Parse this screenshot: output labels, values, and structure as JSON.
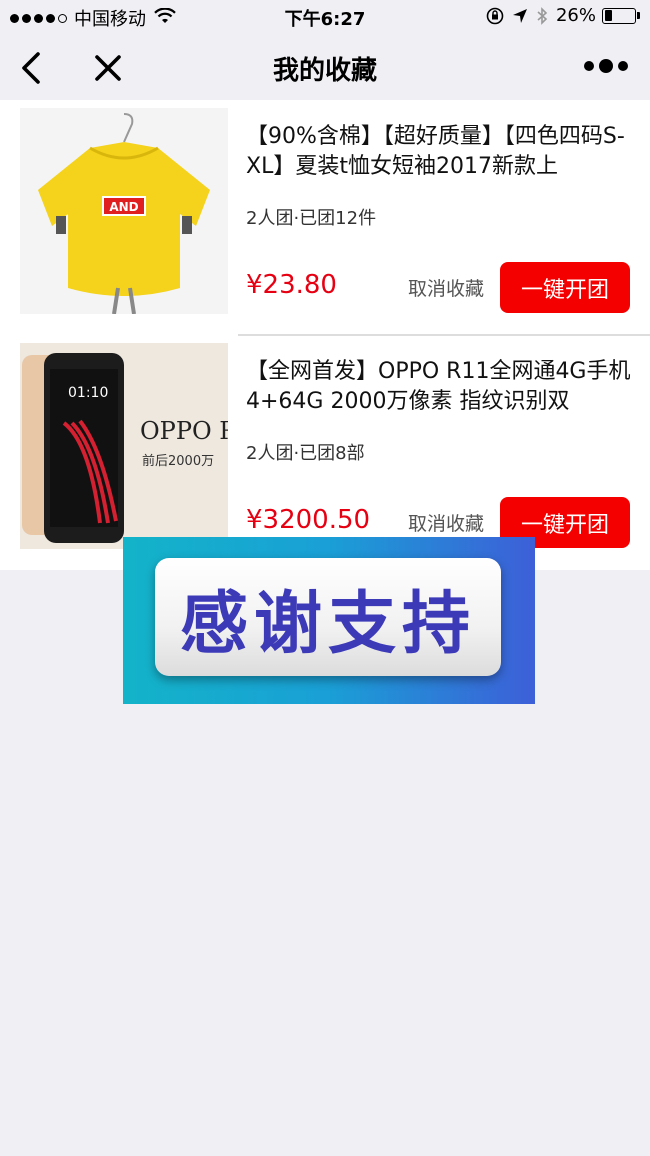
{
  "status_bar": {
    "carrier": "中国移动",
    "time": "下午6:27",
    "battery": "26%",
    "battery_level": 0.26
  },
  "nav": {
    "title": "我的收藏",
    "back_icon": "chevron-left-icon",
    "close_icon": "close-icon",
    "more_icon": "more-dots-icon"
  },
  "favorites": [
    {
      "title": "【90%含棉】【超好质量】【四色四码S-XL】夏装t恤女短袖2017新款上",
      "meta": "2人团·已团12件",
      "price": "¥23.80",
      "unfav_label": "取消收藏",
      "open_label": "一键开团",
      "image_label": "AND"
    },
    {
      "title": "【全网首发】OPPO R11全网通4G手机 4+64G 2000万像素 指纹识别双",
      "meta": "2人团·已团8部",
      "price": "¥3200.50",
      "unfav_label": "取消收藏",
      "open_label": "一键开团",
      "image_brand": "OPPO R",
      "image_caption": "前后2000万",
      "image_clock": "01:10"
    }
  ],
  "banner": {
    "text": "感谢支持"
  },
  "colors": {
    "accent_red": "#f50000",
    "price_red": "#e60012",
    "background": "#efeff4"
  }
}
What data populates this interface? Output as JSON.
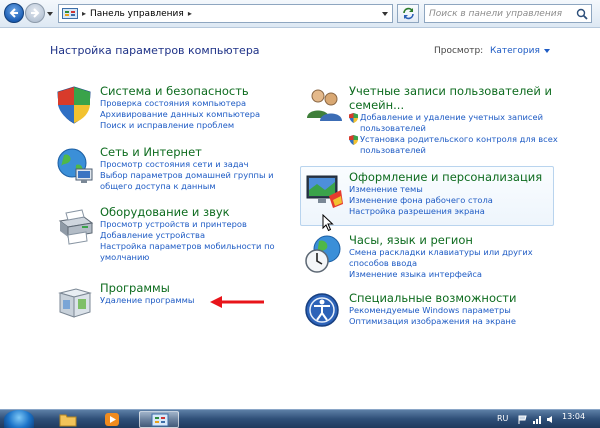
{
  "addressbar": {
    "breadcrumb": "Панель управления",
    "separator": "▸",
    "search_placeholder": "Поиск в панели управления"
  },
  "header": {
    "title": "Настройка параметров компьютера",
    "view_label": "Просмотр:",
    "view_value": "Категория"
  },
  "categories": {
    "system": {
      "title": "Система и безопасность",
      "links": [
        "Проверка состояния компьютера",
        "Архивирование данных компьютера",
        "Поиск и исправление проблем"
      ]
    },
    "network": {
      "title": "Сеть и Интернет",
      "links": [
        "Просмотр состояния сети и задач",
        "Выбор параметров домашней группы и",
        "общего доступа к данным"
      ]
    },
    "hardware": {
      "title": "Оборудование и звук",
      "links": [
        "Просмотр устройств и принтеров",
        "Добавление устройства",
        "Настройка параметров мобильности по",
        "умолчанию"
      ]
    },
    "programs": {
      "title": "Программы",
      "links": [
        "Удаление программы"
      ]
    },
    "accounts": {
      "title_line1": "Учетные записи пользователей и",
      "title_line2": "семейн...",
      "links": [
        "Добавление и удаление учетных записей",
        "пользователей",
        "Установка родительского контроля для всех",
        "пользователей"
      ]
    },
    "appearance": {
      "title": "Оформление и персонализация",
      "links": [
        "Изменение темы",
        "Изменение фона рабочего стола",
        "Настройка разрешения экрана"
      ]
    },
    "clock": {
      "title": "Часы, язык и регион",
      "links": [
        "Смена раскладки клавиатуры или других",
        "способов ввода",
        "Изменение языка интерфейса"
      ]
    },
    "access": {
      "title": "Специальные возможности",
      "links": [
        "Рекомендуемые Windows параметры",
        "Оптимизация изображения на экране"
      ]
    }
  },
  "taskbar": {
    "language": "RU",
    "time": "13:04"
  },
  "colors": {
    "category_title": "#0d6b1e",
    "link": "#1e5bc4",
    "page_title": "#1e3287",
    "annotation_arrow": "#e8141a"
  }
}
◆ ◆ ◆
Transcribe the whole listing exactly. Pictures stay out of your copy.

Parse this screenshot: output labels, values, and structure as JSON.
{
  "status_bar": {
    "carrier": "中国移动",
    "time": "下午6:27",
    "battery": "26%",
    "battery_level": 0.26
  },
  "nav": {
    "title": "我的收藏",
    "back_icon": "chevron-left-icon",
    "close_icon": "close-icon",
    "more_icon": "more-dots-icon"
  },
  "favorites": [
    {
      "title": "【90%含棉】【超好质量】【四色四码S-XL】夏装t恤女短袖2017新款上",
      "meta": "2人团·已团12件",
      "price": "¥23.80",
      "unfav_label": "取消收藏",
      "open_label": "一键开团",
      "image_label": "AND"
    },
    {
      "title": "【全网首发】OPPO R11全网通4G手机 4+64G 2000万像素 指纹识别双",
      "meta": "2人团·已团8部",
      "price": "¥3200.50",
      "unfav_label": "取消收藏",
      "open_label": "一键开团",
      "image_brand": "OPPO R",
      "image_caption": "前后2000万",
      "image_clock": "01:10"
    }
  ],
  "banner": {
    "text": "感谢支持"
  },
  "colors": {
    "accent_red": "#f50000",
    "price_red": "#e60012",
    "background": "#efeff4"
  }
}
What data populates this interface? Output as JSON.
{
  "addressbar": {
    "breadcrumb": "Панель управления",
    "separator": "▸",
    "search_placeholder": "Поиск в панели управления"
  },
  "header": {
    "title": "Настройка параметров компьютера",
    "view_label": "Просмотр:",
    "view_value": "Категория"
  },
  "categories": {
    "system": {
      "title": "Система и безопасность",
      "links": [
        "Проверка состояния компьютера",
        "Архивирование данных компьютера",
        "Поиск и исправление проблем"
      ]
    },
    "network": {
      "title": "Сеть и Интернет",
      "links": [
        "Просмотр состояния сети и задач",
        "Выбор параметров домашней группы и",
        "общего доступа к данным"
      ]
    },
    "hardware": {
      "title": "Оборудование и звук",
      "links": [
        "Просмотр устройств и принтеров",
        "Добавление устройства",
        "Настройка параметров мобильности по",
        "умолчанию"
      ]
    },
    "programs": {
      "title": "Программы",
      "links": [
        "Удаление программы"
      ]
    },
    "accounts": {
      "title_line1": "Учетные записи пользователей и",
      "title_line2": "семейн...",
      "links": [
        "Добавление и удаление учетных записей",
        "пользователей",
        "Установка родительского контроля для всех",
        "пользователей"
      ]
    },
    "appearance": {
      "title": "Оформление и персонализация",
      "links": [
        "Изменение темы",
        "Изменение фона рабочего стола",
        "Настройка разрешения экрана"
      ]
    },
    "clock": {
      "title": "Часы, язык и регион",
      "links": [
        "Смена раскладки клавиатуры или других",
        "способов ввода",
        "Изменение языка интерфейса"
      ]
    },
    "access": {
      "title": "Специальные возможности",
      "links": [
        "Рекомендуемые Windows параметры",
        "Оптимизация изображения на экране"
      ]
    }
  },
  "taskbar": {
    "language": "RU",
    "time": "13:04"
  },
  "colors": {
    "category_title": "#0d6b1e",
    "link": "#1e5bc4",
    "page_title": "#1e3287",
    "annotation_arrow": "#e8141a"
  }
}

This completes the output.